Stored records
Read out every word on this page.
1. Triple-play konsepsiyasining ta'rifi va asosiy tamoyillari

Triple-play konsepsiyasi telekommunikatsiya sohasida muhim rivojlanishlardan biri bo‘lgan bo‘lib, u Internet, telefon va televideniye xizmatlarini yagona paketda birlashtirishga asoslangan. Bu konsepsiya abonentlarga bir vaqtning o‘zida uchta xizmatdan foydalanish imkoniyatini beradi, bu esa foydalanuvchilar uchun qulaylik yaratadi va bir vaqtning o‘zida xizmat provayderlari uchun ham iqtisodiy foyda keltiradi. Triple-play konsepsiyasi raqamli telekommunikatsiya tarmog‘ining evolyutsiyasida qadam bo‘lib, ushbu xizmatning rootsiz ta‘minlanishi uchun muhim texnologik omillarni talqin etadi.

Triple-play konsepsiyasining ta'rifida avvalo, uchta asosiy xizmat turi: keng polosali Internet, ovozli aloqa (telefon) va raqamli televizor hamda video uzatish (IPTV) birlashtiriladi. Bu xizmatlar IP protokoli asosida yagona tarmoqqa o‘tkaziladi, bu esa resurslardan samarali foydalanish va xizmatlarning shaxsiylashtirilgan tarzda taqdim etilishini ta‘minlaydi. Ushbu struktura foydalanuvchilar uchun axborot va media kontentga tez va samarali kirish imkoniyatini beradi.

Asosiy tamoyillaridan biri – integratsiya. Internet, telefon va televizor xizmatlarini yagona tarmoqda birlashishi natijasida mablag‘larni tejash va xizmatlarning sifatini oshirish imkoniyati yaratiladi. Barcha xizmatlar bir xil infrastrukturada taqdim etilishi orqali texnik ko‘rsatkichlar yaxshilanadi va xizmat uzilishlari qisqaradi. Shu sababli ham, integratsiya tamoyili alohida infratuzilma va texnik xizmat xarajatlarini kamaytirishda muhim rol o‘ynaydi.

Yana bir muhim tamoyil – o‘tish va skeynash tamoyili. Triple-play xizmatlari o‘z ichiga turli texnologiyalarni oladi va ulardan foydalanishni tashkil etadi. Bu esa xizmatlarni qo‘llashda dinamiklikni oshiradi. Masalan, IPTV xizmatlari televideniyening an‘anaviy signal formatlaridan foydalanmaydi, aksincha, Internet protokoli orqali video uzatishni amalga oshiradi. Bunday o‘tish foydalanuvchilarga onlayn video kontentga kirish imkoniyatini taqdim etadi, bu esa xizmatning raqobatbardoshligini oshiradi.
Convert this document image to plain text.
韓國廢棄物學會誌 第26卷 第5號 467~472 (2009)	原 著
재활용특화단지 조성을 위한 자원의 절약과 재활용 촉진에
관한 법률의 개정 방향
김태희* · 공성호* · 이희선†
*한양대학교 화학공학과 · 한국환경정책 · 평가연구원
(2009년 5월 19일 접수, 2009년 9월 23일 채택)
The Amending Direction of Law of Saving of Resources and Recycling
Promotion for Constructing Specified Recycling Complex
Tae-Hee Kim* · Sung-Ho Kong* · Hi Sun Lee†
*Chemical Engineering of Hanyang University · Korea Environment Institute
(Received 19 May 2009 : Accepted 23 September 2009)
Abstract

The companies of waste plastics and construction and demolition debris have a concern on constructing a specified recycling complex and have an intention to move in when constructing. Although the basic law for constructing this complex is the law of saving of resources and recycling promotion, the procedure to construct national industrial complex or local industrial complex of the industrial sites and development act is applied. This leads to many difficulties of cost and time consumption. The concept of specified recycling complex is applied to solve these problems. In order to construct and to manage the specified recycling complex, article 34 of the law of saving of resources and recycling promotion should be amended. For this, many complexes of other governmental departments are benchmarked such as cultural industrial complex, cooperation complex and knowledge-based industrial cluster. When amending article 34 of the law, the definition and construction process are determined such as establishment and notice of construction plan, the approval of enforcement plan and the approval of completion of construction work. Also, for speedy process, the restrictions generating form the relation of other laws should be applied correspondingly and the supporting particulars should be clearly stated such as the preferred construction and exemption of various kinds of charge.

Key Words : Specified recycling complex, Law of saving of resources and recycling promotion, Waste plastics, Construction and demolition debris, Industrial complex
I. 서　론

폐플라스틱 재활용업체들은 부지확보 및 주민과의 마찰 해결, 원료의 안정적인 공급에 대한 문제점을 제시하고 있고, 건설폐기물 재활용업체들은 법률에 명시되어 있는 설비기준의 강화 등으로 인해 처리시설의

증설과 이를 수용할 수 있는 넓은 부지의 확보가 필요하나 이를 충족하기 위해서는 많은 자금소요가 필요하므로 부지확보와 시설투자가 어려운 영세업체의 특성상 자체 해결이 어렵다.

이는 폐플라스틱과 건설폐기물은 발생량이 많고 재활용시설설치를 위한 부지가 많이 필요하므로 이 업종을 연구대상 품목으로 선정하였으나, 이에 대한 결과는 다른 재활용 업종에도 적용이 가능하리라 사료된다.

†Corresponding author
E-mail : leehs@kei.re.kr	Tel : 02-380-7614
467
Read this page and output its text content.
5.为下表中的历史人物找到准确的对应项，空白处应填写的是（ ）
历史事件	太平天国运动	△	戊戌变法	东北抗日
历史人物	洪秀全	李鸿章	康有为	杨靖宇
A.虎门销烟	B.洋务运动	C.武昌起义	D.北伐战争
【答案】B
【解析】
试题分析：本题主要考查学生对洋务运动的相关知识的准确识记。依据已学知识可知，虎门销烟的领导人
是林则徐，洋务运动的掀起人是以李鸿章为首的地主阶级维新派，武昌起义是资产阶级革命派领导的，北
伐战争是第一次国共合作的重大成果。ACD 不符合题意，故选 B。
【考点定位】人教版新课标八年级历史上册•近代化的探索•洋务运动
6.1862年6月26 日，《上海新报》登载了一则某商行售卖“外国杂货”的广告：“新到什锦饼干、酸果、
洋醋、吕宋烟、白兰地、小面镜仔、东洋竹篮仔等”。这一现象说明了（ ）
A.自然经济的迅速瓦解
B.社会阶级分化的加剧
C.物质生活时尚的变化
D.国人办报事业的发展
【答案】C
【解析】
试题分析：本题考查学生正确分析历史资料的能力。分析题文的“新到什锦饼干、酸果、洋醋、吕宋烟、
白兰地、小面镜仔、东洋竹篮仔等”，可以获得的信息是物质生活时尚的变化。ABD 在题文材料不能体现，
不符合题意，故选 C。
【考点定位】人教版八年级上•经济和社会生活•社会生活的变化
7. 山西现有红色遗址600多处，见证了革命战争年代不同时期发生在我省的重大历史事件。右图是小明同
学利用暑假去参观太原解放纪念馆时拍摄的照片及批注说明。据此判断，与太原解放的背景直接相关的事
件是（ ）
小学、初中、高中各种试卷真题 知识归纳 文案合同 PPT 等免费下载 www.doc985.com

(Do this):
All of the entries must be quoted exactly; please include each one.

(Solution for this problem):
Read out every word on this page.
1. Triple-play konsepsiyasining ta'rifi va asosiy tamoyillari

Triple-play konsepsiyasi telekommunikatsiya sohasida muhim rivojlanishlardan biri bo‘lgan bo‘lib, u Internet, telefon va televideniye xizmatlarini yagona paketda birlashtirishga asoslangan. Bu konsepsiya abonentlarga bir vaqtning o‘zida uchta xizmatdan foydalanish imkoniyatini beradi, bu esa foydalanuvchilar uchun qulaylik yaratadi va bir vaqtning o‘zida xizmat provayderlari uchun ham iqtisodiy foyda keltiradi. Triple-play konsepsiyasi raqamli telekommunikatsiya tarmog‘ining evolyutsiyasida qadam bo‘lib, ushbu xizmatning rootsiz ta‘minlanishi uchun muhim texnologik omillarni talqin etadi.

Triple-play konsepsiyasining ta'rifida avvalo, uchta asosiy xizmat turi: keng polosali Internet, ovozli aloqa (telefon) va raqamli televizor hamda video uzatish (IPTV) birlashtiriladi. Bu xizmatlar IP protokoli asosida yagona tarmoqqa o‘tkaziladi, bu esa resurslardan samarali foydalanish va xizmatlarning shaxsiylashtirilgan tarzda taqdim etilishini ta‘minlaydi. Ushbu struktura foydalanuvchilar uchun axborot va media kontentga tez va samarali kirish imkoniyatini beradi.

Asosiy tamoyillaridan biri – integratsiya. Internet, telefon va televizor xizmatlarini yagona tarmoqda birlashishi natijasida mablag‘larni tejash va xizmatlarning sifatini oshirish imkoniyati yaratiladi. Barcha xizmatlar bir xil infrastrukturada taqdim etilishi orqali texnik ko‘rsatkichlar yaxshilanadi va xizmat uzilishlari qisqaradi. Shu sababli ham, integratsiya tamoyili alohida infratuzilma va texnik xizmat xarajatlarini kamaytirishda muhim rol o‘ynaydi.

Yana bir muhim tamoyil – o‘tish va skeynash tamoyili. Triple-play xizmatlari o‘z ichiga turli texnologiyalarni oladi va ulardan foydalanishni tashkil etadi. Bu esa xizmatlarni qo‘llashda dinamiklikni oshiradi. Masalan, IPTV xizmatlari televideniyening an‘anaviy signal formatlaridan foydalanmaydi, aksincha, Internet protokoli orqali video uzatishni amalga oshiradi. Bunday o‘tish foydalanuvchilarga onlayn video kontentga kirish imkoniyatini taqdim etadi, bu esa xizmatning raqobatbardoshligini oshiradi.
Convert this document image to plain text.
韓國廢棄物學會誌 第26卷 第5號 467~472 (2009)	原 著
재활용특화단지 조성을 위한 자원의 절약과 재활용 촉진에
관한 법률의 개정 방향
김태희* · 공성호* · 이희선†
*한양대학교 화학공학과 · 한국환경정책 · 평가연구원
(2009년 5월 19일 접수, 2009년 9월 23일 채택)
The Amending Direction of Law of Saving of Resources and Recycling
Promotion for Constructing Specified Recycling Complex
Tae-Hee Kim* · Sung-Ho Kong* · Hi Sun Lee†
*Chemical Engineering of Hanyang University · Korea Environment Institute
(Received 19 May 2009 : Accepted 23 September 2009)
Abstract

The companies of waste plastics and construction and demolition debris have a concern on constructing a specified recycling complex and have an intention to move in when constructing. Although the basic law for constructing this complex is the law of saving of resources and recycling promotion, the procedure to construct national industrial complex or local industrial complex of the industrial sites and development act is applied. This leads to many difficulties of cost and time consumption. The concept of specified recycling complex is applied to solve these problems. In order to construct and to manage the specified recycling complex, article 34 of the law of saving of resources and recycling promotion should be amended. For this, many complexes of other governmental departments are benchmarked such as cultural industrial complex, cooperation complex and knowledge-based industrial cluster. When amending article 34 of the law, the definition and construction process are determined such as establishment and notice of construction plan, the approval of enforcement plan and the approval of completion of construction work. Also, for speedy process, the restrictions generating form the relation of other laws should be applied correspondingly and the supporting particulars should be clearly stated such as the preferred construction and exemption of various kinds of charge.

Key Words : Specified recycling complex, Law of saving of resources and recycling promotion, Waste plastics, Construction and demolition debris, Industrial complex
I. 서　론

폐플라스틱 재활용업체들은 부지확보 및 주민과의 마찰 해결, 원료의 안정적인 공급에 대한 문제점을 제시하고 있고, 건설폐기물 재활용업체들은 법률에 명시되어 있는 설비기준의 강화 등으로 인해 처리시설의

증설과 이를 수용할 수 있는 넓은 부지의 확보가 필요하나 이를 충족하기 위해서는 많은 자금소요가 필요하므로 부지확보와 시설투자가 어려운 영세업체의 특성상 자체 해결이 어렵다.

이는 폐플라스틱과 건설폐기물은 발생량이 많고 재활용시설설치를 위한 부지가 많이 필요하므로 이 업종을 연구대상 품목으로 선정하였으나, 이에 대한 결과는 다른 재활용 업종에도 적용이 가능하리라 사료된다.

†Corresponding author
E-mail : leehs@kei.re.kr	Tel : 02-380-7614
467
Read this page and output its text content.
5.为下表中的历史人物找到准确的对应项，空白处应填写的是（ ）
历史事件	太平天国运动	△	戊戌变法	东北抗日
历史人物	洪秀全	李鸿章	康有为	杨靖宇
A.虎门销烟	B.洋务运动	C.武昌起义	D.北伐战争
【答案】B
【解析】
试题分析：本题主要考查学生对洋务运动的相关知识的准确识记。依据已学知识可知，虎门销烟的领导人
是林则徐，洋务运动的掀起人是以李鸿章为首的地主阶级维新派，武昌起义是资产阶级革命派领导的，北
伐战争是第一次国共合作的重大成果。ACD 不符合题意，故选 B。
【考点定位】人教版新课标八年级历史上册•近代化的探索•洋务运动
6.1862年6月26 日，《上海新报》登载了一则某商行售卖“外国杂货”的广告：“新到什锦饼干、酸果、
洋醋、吕宋烟、白兰地、小面镜仔、东洋竹篮仔等”。这一现象说明了（ ）
A.自然经济的迅速瓦解
B.社会阶级分化的加剧
C.物质生活时尚的变化
D.国人办报事业的发展
【答案】C
【解析】
试题分析：本题考查学生正确分析历史资料的能力。分析题文的“新到什锦饼干、酸果、洋醋、吕宋烟、
白兰地、小面镜仔、东洋竹篮仔等”，可以获得的信息是物质生活时尚的变化。ABD 在题文材料不能体现，
不符合题意，故选 C。
【考点定位】人教版八年级上•经济和社会生活•社会生活的变化
7. 山西现有红色遗址600多处，见证了革命战争年代不同时期发生在我省的重大历史事件。右图是小明同
学利用暑假去参观太原解放纪念馆时拍摄的照片及批注说明。据此判断，与太原解放的背景直接相关的事
件是（ ）
小学、初中、高中各种试卷真题 知识归纳 文案合同 PPT 等免费下载 www.doc985.com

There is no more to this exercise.